### [TASK INSTRUCTIONS]
Copy, from the entries below, each line where the word "screenshot" can be found.

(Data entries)

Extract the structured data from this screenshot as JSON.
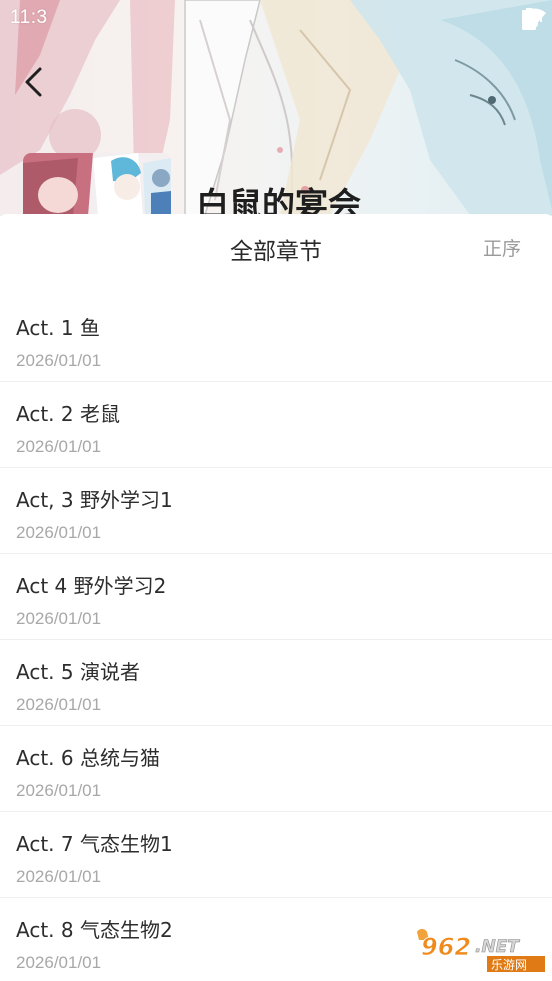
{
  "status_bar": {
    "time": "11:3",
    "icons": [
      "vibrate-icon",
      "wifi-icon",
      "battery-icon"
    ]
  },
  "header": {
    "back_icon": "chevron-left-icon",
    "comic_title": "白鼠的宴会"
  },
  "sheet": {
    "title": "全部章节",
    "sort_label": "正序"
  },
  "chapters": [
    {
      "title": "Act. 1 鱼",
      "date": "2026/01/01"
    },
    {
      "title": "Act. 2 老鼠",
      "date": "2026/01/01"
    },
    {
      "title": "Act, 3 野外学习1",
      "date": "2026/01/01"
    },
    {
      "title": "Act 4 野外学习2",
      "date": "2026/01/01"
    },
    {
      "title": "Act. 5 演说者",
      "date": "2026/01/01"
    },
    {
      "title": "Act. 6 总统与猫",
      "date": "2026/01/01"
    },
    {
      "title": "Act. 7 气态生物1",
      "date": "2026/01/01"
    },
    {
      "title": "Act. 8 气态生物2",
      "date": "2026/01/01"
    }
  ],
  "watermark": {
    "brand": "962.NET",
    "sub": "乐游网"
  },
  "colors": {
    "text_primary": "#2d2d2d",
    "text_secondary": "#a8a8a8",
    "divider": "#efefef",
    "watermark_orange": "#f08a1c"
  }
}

--

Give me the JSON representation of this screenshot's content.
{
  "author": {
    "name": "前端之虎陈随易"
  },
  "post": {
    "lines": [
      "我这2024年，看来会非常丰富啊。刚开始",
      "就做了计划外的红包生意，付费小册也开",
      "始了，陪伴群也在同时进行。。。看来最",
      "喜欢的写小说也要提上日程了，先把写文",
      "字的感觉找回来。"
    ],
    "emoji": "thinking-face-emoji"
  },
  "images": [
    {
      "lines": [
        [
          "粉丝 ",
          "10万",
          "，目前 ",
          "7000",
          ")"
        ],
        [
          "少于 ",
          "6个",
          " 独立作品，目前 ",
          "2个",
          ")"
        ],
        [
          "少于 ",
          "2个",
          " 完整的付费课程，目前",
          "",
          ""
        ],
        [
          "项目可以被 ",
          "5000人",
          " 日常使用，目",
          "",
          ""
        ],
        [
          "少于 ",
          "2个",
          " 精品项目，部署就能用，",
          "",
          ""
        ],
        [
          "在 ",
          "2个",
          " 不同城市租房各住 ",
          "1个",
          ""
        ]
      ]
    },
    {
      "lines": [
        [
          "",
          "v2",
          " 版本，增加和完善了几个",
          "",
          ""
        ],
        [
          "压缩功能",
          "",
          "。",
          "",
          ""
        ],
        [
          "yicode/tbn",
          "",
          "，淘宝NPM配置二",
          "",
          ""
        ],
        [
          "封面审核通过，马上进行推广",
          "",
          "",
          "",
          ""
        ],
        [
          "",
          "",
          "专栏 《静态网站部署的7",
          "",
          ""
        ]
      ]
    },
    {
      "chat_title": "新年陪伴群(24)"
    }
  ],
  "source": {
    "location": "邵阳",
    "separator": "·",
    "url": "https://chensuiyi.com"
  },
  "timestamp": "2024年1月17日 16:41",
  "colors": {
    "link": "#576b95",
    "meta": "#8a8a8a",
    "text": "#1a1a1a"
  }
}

### [TASK RESPONSE]
Extract the structured data from this screenshot as JSON.
Give me the JSON representation of this screenshot's content.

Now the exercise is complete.